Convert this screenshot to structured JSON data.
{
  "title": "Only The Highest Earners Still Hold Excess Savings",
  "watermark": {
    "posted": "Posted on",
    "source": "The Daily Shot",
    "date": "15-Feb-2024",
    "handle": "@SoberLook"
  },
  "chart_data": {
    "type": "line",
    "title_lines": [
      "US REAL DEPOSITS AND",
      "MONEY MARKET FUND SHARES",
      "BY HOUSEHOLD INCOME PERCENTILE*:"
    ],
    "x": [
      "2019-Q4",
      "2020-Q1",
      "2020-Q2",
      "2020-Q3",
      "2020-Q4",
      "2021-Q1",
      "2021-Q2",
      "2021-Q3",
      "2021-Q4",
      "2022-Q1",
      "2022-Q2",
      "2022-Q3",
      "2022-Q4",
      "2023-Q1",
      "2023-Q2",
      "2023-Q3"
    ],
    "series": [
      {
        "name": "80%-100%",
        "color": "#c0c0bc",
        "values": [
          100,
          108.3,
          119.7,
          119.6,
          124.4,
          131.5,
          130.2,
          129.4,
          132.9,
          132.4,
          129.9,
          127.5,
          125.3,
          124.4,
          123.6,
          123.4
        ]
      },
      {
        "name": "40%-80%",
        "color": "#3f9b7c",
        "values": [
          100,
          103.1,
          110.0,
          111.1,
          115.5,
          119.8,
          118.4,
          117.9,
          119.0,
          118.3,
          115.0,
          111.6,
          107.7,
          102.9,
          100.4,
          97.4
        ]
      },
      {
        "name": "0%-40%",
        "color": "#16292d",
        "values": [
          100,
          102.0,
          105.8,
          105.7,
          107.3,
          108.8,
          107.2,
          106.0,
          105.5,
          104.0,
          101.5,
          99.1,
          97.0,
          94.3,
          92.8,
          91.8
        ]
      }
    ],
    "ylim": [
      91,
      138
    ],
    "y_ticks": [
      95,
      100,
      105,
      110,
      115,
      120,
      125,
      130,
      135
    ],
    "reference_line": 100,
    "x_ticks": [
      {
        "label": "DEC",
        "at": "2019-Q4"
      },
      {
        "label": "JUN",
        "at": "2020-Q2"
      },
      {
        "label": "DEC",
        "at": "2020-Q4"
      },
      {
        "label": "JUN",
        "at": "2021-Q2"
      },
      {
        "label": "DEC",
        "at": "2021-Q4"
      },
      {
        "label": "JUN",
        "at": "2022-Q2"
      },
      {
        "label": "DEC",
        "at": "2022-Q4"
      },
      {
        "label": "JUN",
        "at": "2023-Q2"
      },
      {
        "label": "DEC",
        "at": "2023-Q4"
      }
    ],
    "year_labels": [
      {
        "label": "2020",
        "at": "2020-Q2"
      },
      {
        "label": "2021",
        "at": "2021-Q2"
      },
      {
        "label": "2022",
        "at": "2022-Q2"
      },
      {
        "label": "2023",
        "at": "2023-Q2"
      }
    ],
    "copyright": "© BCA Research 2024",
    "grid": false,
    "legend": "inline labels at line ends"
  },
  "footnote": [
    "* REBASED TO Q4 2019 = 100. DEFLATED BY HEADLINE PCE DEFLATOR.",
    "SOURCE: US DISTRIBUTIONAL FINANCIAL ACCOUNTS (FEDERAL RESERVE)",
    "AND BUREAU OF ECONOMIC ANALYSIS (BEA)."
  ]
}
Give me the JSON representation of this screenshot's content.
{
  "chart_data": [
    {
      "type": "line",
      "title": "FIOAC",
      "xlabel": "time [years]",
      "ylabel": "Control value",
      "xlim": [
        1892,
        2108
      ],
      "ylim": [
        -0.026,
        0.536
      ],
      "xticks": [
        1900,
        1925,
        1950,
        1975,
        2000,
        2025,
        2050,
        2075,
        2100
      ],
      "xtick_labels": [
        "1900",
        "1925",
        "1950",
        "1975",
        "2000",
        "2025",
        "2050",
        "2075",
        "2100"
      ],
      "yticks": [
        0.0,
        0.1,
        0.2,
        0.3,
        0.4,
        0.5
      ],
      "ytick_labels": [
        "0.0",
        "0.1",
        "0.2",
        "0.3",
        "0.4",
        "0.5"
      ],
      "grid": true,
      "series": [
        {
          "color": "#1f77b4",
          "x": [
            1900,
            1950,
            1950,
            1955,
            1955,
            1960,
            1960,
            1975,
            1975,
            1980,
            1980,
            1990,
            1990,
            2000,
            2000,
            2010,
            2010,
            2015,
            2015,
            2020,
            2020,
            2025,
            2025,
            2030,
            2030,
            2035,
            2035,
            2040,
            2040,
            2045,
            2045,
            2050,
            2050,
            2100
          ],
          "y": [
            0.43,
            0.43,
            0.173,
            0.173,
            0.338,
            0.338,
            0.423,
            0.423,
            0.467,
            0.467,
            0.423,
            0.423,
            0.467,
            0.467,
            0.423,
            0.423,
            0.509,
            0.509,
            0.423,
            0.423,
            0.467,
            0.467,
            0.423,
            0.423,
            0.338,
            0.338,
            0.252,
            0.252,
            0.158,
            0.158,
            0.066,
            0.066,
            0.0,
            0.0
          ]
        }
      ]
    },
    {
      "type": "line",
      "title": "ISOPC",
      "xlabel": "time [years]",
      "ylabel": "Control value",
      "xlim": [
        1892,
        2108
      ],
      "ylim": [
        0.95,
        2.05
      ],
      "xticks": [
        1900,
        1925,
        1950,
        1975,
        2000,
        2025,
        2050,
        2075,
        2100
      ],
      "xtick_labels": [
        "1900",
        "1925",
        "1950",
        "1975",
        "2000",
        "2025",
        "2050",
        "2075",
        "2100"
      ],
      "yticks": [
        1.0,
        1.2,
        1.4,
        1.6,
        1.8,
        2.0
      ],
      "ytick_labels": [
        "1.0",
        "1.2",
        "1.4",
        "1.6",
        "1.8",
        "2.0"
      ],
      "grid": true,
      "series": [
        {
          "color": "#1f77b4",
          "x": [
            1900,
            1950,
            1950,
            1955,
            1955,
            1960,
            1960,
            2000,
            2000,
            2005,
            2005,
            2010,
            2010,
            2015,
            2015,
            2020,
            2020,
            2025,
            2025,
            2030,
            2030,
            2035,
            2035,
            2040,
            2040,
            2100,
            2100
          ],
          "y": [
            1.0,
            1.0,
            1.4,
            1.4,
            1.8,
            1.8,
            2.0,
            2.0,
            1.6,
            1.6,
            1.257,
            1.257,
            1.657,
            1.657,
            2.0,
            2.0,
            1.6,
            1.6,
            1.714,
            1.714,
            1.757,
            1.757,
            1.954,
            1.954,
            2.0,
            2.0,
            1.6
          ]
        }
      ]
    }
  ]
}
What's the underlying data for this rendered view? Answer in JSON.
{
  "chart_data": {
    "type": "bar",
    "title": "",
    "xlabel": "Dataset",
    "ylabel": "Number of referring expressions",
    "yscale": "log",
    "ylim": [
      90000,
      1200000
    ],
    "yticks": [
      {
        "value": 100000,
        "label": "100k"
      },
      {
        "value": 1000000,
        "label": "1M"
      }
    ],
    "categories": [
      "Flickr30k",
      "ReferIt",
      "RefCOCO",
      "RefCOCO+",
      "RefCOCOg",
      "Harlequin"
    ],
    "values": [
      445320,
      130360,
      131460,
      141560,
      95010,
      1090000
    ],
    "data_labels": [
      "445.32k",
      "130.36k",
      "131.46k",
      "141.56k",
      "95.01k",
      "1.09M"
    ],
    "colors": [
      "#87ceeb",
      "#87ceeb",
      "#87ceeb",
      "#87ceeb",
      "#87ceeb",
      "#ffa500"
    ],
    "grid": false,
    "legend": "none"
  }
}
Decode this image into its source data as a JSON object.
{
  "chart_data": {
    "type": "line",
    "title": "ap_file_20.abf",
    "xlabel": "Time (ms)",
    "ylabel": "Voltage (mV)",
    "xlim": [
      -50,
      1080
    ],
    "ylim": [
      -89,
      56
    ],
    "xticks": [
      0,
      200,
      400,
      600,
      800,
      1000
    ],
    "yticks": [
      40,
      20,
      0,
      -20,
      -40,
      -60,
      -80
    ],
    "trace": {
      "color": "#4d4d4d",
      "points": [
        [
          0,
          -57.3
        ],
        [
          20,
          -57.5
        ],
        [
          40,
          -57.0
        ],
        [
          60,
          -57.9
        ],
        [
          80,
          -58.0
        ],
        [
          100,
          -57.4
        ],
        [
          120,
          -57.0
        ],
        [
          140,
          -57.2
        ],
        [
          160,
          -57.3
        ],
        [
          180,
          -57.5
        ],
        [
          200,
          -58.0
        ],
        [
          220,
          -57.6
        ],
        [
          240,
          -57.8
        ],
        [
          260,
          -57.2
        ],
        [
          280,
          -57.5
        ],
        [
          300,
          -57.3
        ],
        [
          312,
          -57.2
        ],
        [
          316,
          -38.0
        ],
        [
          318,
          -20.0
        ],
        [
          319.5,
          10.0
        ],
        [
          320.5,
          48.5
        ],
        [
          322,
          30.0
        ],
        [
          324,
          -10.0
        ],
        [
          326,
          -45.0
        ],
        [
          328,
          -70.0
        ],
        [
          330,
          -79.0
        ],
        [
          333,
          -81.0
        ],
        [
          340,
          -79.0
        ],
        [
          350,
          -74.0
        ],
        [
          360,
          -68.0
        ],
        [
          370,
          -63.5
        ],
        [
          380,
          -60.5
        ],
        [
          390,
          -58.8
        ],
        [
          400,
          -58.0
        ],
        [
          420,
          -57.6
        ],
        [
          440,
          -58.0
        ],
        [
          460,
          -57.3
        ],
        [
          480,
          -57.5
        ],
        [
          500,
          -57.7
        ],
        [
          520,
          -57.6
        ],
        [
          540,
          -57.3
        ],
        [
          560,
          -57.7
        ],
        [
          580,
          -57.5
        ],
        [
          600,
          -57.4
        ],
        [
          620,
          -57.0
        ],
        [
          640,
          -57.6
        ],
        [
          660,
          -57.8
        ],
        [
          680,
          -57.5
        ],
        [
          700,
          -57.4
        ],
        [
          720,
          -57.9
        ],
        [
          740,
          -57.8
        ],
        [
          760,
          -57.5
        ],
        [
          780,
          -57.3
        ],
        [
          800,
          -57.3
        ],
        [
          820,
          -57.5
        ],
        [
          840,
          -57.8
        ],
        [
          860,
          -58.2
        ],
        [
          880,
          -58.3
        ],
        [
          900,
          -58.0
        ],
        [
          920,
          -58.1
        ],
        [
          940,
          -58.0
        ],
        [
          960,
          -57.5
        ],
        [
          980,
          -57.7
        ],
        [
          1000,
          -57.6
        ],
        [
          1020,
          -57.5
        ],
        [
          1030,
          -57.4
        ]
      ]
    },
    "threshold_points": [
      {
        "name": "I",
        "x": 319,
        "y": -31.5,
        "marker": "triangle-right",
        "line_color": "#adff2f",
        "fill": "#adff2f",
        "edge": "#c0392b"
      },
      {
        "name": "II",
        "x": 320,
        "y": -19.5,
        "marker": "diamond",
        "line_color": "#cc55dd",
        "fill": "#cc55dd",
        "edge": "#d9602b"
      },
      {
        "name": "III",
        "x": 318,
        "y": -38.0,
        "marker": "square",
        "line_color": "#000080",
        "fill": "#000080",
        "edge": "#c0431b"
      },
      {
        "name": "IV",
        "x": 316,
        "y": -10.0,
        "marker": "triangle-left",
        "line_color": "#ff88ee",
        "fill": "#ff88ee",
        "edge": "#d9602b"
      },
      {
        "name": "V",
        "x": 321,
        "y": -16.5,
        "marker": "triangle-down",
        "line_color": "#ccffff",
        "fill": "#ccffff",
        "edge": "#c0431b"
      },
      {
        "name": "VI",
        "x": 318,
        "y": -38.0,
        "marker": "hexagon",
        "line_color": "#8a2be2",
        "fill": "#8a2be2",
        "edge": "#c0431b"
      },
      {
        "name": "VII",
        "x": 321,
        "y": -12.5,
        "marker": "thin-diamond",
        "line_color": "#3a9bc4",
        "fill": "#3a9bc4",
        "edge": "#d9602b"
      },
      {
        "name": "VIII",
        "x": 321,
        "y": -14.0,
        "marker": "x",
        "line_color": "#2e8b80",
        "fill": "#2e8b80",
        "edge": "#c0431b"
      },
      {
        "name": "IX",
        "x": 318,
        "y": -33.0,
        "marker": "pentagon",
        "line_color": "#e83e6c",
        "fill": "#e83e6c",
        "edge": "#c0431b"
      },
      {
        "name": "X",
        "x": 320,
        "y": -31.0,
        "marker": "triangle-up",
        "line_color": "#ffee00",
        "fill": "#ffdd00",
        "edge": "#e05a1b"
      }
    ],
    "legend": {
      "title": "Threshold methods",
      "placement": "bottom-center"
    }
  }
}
___
Set exercise:
Copy each line of the entries that includes the word "xlabel".

Correct answer:
      "xlabel": "time [years]",
      "xlabel": "time [years]",
    "xlabel": "Dataset",
    "xlabel": "Time (ms)",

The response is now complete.